## Goal A
In the child support enforcement text, who administers the program?
## Goal B
Quote the stretch of the child support enforcement text from "We also found" through "their additional costs.".

The Child Support Enforcement
|The child support enforcement program has as its primary purpose the collection of child support payments for custodial parents and their children. The program is administered by county district attorneys. It results in savings to the state because most of the collections made on behalf of families receiving aid under the California Work Opportunity and Responsibility to Kids (CalWORKs) program are used to offset the public costs of CalWORKs grants.|
|We found that there is a strong relationship between the amount of resources committed by the counties in
administering the child support enforcement program and the amount of child support collected.
We also found that the fiscal structure for funding the child support enforcement program in California gives counties an incentive to hold spending down to relatively low levels, even though increased spending is likely to be cost-beneficial from a statewide perspective due to the savings in CalWORKs grants. In our field visits, moreover, state and county administrators indicated that counties are reluctant to increase expenditures in the program once they achieve a "no net county cost" situation--that is, where their revenues from incentive payments and CalWORKs grant savings are sufficient to cover their county costs. As such, the counties often choose not to increase expenditures in the program even if they believe there is a chance of covering their additional costs.

## Given material

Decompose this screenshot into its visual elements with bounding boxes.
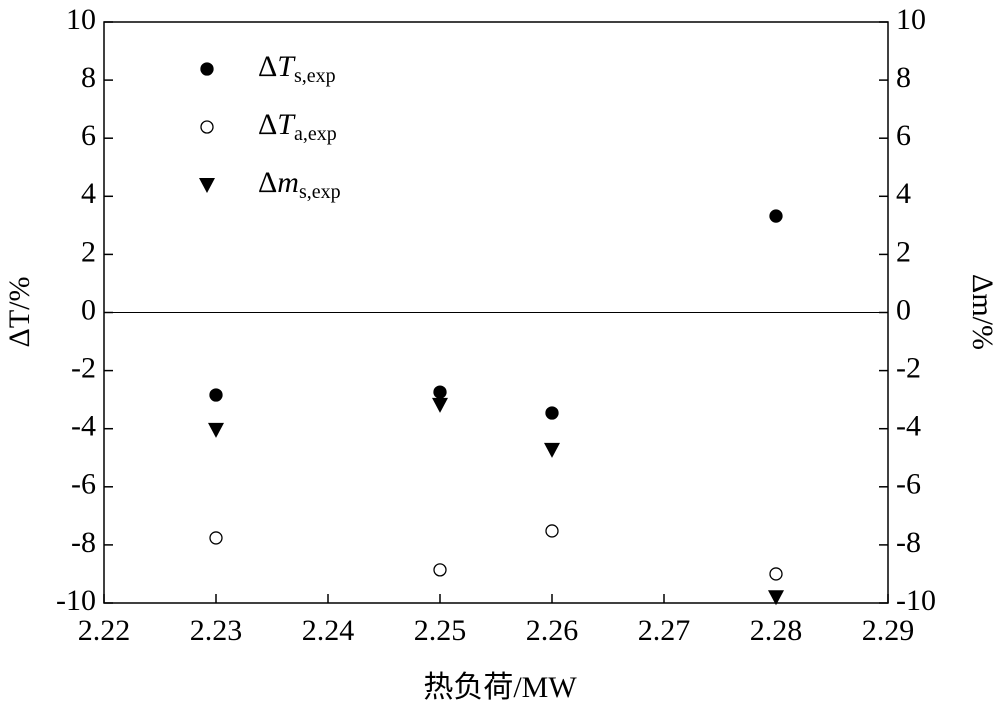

## Complete output A
County district attorneys administer the program.

## Complete output B
We also found that the fiscal structure for funding the child support enforcement program in California gives counties an incentive to hold spending down to relatively low levels, even though increased spending is likely to be cost-beneficial from a statewide perspective due to the savings in CalWORKs grants. In our field visits, moreover, state and county administrators indicated that counties are reluctant to increase expenditures in the program once they achieve a "no net county cost" situation--that is, where their revenues from incentive payments and CalWORKs grant savings are sufficient to cover their county costs. As such, the counties often choose not to increase expenditures in the program even if they believe there is a chance of covering their additional costs.